— Instructions to follow —
Reproduce all of the material word for word.

— Saved data entries —
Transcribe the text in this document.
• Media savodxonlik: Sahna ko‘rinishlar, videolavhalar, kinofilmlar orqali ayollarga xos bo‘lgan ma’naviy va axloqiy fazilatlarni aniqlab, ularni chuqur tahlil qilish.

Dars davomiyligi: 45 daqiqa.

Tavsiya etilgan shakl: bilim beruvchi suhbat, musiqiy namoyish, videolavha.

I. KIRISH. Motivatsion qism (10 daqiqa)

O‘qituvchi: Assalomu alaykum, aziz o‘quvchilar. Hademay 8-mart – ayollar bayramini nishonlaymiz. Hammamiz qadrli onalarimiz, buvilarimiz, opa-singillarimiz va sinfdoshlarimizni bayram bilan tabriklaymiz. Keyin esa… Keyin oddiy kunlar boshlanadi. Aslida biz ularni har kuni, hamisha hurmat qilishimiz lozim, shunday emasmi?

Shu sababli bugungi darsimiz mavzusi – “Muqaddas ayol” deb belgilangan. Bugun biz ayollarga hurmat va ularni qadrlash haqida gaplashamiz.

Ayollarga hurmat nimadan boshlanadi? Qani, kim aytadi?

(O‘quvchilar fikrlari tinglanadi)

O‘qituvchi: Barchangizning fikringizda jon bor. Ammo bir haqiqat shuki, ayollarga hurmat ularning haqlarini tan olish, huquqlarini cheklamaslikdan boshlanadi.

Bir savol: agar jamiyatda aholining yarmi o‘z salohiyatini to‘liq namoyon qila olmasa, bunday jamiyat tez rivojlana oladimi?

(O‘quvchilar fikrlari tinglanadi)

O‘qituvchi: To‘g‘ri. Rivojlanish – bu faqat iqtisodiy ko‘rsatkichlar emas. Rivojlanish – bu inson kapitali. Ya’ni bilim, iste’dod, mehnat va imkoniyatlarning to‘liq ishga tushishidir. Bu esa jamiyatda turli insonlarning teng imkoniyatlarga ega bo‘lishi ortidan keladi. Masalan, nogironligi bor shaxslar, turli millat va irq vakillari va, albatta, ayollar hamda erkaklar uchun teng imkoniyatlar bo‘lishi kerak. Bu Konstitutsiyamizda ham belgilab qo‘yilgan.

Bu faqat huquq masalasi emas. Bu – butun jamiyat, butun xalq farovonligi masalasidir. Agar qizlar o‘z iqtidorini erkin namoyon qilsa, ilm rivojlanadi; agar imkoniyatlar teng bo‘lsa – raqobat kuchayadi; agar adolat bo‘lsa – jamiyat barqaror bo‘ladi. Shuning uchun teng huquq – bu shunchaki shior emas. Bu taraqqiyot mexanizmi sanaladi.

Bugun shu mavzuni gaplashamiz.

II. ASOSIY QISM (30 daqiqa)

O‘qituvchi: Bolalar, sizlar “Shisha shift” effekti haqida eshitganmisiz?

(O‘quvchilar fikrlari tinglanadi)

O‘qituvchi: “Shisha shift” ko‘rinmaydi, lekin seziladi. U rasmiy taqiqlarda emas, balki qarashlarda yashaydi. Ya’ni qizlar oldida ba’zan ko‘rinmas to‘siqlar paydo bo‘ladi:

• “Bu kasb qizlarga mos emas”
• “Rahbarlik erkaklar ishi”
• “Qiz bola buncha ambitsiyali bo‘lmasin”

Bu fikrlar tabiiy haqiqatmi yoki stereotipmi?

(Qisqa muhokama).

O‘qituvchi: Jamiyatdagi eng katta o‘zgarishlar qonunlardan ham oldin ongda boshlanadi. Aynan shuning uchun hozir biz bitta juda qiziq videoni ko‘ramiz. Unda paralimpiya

— Result below —
Transcribe the text in this document.
• Media savodxonlik: Sahna ko‘rinishlar, videolavhalar, kinofilmlar orqali ayollarga xos bo‘lgan ma’naviy va axloqiy fazilatlarni aniqlab, ularni chuqur tahlil qilish.

Dars davomiyligi: 45 daqiqa.

Tavsiya etilgan shakl: bilim beruvchi suhbat, musiqiy namoyish, videolavha.

I. KIRISH. Motivatsion qism (10 daqiqa)

O‘qituvchi: Assalomu alaykum, aziz o‘quvchilar. Hademay 8-mart – ayollar bayramini nishonlaymiz. Hammamiz qadrli onalarimiz, buvilarimiz, opa-singillarimiz va sinfdoshlarimizni bayram bilan tabriklaymiz. Keyin esa… Keyin oddiy kunlar boshlanadi. Aslida biz ularni har kuni, hamisha hurmat qilishimiz lozim, shunday emasmi?

Shu sababli bugungi darsimiz mavzusi – “Muqaddas ayol” deb belgilangan. Bugun biz ayollarga hurmat va ularni qadrlash haqida gaplashamiz.

Ayollarga hurmat nimadan boshlanadi? Qani, kim aytadi?

(O‘quvchilar fikrlari tinglanadi)

O‘qituvchi: Barchangizning fikringizda jon bor. Ammo bir haqiqat shuki, ayollarga hurmat ularning haqlarini tan olish, huquqlarini cheklamaslikdan boshlanadi.

Bir savol: agar jamiyatda aholining yarmi o‘z salohiyatini to‘liq namoyon qila olmasa, bunday jamiyat tez rivojlana oladimi?

(O‘quvchilar fikrlari tinglanadi)

O‘qituvchi: To‘g‘ri. Rivojlanish – bu faqat iqtisodiy ko‘rsatkichlar emas. Rivojlanish – bu inson kapitali. Ya’ni bilim, iste’dod, mehnat va imkoniyatlarning to‘liq ishga tushishidir. Bu esa jamiyatda turli insonlarning teng imkoniyatlarga ega bo‘lishi ortidan keladi. Masalan, nogironligi bor shaxslar, turli millat va irq vakillari va, albatta, ayollar hamda erkaklar uchun teng imkoniyatlar bo‘lishi kerak. Bu Konstitutsiyamizda ham belgilab qo‘yilgan.

Bu faqat huquq masalasi emas. Bu – butun jamiyat, butun xalq farovonligi masalasidir. Agar qizlar o‘z iqtidorini erkin namoyon qilsa, ilm rivojlanadi; agar imkoniyatlar teng bo‘lsa – raqobat kuchayadi; agar adolat bo‘lsa – jamiyat barqaror bo‘ladi. Shuning uchun teng huquq – bu shunchaki shior emas. Bu taraqqiyot mexanizmi sanaladi.

Bugun shu mavzuni gaplashamiz.

II. ASOSIY QISM (30 daqiqa)

O‘qituvchi: Bolalar, sizlar “Shisha shift” effekti haqida eshitganmisiz?

(O‘quvchilar fikrlari tinglanadi)

O‘qituvchi: “Shisha shift” ko‘rinmaydi, lekin seziladi. U rasmiy taqiqlarda emas, balki qarashlarda yashaydi. Ya’ni qizlar oldida ba’zan ko‘rinmas to‘siqlar paydo bo‘ladi:

• “Bu kasb qizlarga mos emas”
• “Rahbarlik erkaklar ishi”
• “Qiz bola buncha ambitsiyali bo‘lmasin”

Bu fikrlar tabiiy haqiqatmi yoki stereotipmi?

(Qisqa muhokama).

O‘qituvchi: Jamiyatdagi eng katta o‘zgarishlar qonunlardan ham oldin ongda boshlanadi. Aynan shuning uchun hozir biz bitta juda qiziq videoni ko‘ramiz. Unda paralimpiya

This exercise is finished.